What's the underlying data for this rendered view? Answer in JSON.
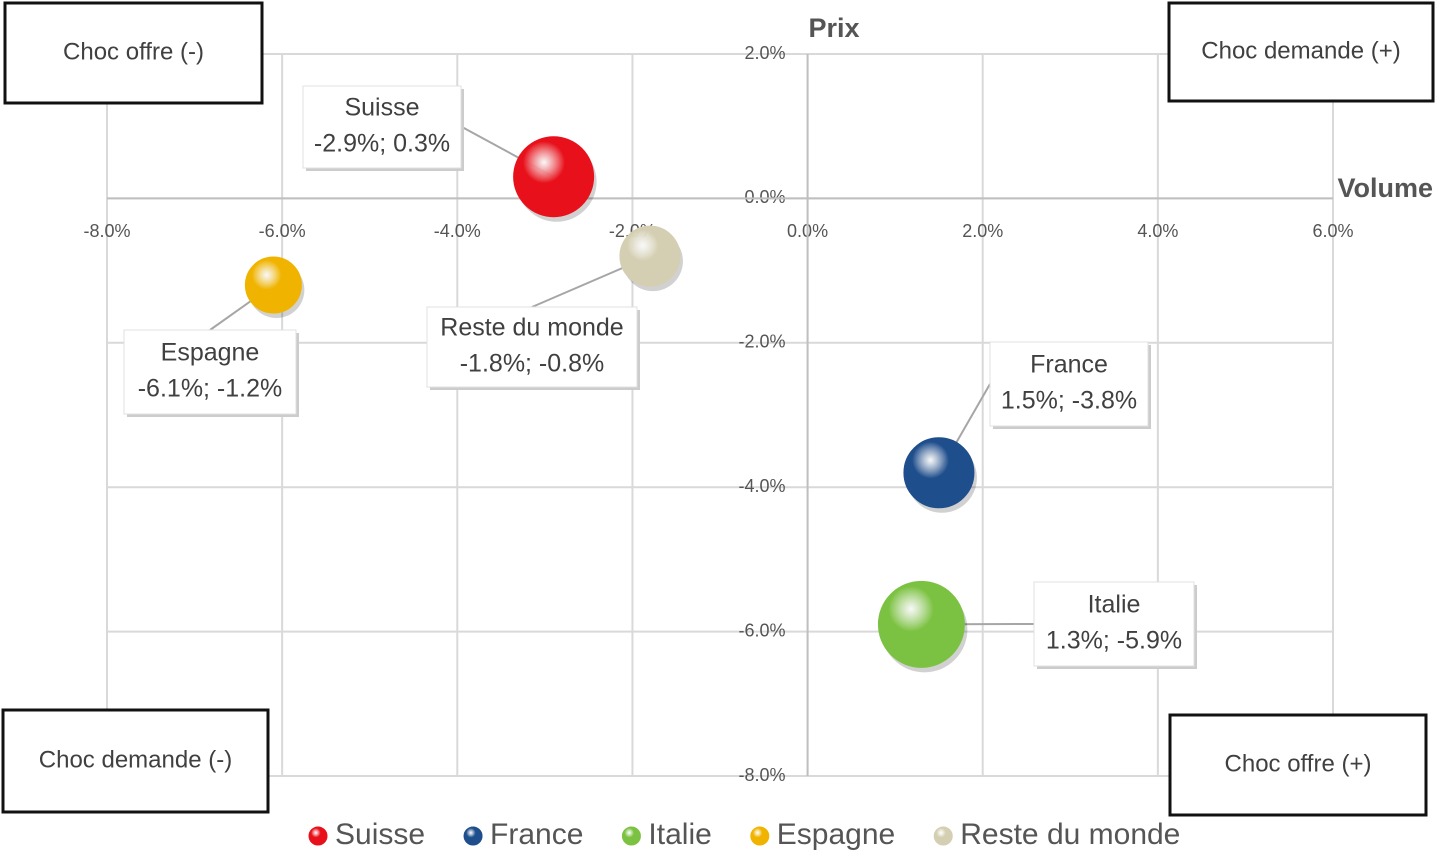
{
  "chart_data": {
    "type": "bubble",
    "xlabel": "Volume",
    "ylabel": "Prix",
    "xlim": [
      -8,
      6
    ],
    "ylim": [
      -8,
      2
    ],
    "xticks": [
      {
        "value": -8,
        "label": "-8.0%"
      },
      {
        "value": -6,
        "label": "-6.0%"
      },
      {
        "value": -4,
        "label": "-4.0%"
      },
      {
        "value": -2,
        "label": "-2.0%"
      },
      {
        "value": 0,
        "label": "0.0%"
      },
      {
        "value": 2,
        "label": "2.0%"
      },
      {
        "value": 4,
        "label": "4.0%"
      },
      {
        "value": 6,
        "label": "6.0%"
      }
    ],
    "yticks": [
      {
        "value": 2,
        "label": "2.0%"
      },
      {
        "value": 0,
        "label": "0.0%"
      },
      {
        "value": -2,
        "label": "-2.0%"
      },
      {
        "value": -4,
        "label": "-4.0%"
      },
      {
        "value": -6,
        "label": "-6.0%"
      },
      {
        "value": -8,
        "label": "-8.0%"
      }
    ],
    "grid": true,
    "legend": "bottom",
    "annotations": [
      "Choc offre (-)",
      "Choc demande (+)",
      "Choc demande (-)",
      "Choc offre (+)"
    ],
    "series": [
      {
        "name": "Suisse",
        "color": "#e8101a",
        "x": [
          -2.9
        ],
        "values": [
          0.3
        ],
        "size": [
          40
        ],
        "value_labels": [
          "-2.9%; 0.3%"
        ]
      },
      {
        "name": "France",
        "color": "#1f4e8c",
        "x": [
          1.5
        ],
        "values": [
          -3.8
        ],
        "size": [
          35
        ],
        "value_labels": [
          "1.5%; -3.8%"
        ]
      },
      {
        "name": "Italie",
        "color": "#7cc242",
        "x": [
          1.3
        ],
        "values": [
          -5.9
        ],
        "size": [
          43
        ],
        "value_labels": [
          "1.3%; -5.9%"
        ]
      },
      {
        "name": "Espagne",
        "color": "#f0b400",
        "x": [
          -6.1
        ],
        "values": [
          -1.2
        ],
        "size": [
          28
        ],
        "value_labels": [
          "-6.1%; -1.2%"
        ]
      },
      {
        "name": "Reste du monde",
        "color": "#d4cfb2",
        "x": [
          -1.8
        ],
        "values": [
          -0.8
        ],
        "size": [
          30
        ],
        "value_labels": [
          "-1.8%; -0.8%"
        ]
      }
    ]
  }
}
_ _ _ _
Required task: Find every line with the word "color" and state how many there are, with no other words.

Solution to this problem: 5